Aufgabe: Nenne alle verschiedenen Ausdrücke, die im Textauszug über Mussorgskis Oper zwischen den Anführungszeichen « » stehen. Führe jeden Ausdruck nur einmal auf.

Textauszug:
━━━━━━━━━━━━━━━━━━━━━━━━━━━━━━

Mit einem Grossaufgebot an Chor und Orchester erzählt «Chowanschtschina» (1886) den von einigen machthungrigen Männern erbittert geführten Kampf um die Zarenkrone als wuchtiges Geschichtspanorama. Modest Mussorgski, einer der bahnbrechendsten russischen Komponisten seiner Zeit, erstellt dabei – wie bereits in seiner ersten Oper «Boris Godunow» – ein Konzentrat russischer Historie, das im Vergangenen das Gegenwärtige aufzeigt und vom ewigen Kreislauf der Geschichte zeugt.
Im Machtvakuum nach einem Putschversuch wird Russland durch die Machtspiele zwischen den unterschiedlichen politischen Lagern zerrieben. Vorne weg: der konservative Anführer der Zarengarde, Iwan Chowanski – Protagonist der «Chowanschtschina» (übersetzt etwa «Die Chowanski-Affäre»). Alle Figuren treibt der zentrale Konflikt um, das Eigene bis zur Selbstzerstörung in Abgrenzung zum «Anderen» zu definieren. Leidtragende des Machtstrebens der starken Männer und des Aufeinanderprallens entgegengesetzter Ideologien sind die einfachen Bürger – die eigentlichen Hauptdarsteller von «Chowanschtschina».

━━━━━━━━━━━━━━━━━━━━━━━━━━━━━━

Datensätze zur Layout-Annotation
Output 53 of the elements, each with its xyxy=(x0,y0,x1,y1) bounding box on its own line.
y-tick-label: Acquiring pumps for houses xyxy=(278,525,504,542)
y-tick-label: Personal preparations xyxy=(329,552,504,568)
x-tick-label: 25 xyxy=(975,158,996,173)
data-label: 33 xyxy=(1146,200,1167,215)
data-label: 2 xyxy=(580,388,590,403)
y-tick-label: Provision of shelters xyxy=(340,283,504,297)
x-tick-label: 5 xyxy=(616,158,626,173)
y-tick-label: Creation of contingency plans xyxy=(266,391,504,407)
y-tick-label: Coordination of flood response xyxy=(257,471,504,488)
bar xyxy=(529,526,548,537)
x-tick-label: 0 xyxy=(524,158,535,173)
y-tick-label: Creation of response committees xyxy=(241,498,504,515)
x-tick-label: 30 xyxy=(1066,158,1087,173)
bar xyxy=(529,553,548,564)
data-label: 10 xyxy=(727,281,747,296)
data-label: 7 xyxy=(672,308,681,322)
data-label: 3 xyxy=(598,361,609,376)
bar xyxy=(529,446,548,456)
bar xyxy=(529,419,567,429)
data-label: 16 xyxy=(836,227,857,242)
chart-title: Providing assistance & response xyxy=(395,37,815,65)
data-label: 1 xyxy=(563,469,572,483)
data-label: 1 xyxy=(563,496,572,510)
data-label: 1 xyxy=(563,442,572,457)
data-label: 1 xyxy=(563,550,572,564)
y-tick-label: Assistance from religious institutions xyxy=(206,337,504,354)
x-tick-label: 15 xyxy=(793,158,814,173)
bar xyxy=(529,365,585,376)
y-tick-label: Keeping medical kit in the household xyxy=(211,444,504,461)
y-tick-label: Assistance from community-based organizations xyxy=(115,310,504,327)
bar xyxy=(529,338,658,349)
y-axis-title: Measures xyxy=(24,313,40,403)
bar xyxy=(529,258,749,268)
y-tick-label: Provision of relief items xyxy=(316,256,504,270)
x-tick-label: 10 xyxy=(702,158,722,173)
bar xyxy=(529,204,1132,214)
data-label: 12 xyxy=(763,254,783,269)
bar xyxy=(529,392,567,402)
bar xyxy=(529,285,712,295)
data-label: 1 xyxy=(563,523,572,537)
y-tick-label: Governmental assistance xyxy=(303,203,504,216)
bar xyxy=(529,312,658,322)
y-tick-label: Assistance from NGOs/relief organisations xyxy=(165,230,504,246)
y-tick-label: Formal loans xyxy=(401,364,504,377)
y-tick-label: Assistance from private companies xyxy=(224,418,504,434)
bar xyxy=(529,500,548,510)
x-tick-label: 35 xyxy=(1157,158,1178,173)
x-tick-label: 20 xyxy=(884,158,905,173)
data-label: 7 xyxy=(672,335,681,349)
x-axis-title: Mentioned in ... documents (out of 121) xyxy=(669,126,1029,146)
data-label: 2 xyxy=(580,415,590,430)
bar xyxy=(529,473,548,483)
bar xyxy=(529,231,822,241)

━━━━━━━━━━━━━━━━━━━━━━━━━━━━━━

Lösung:
- «Chowanschtschina»
- «Boris Godunow»
- «Die Chowanski-Affäre»
- «Anderen»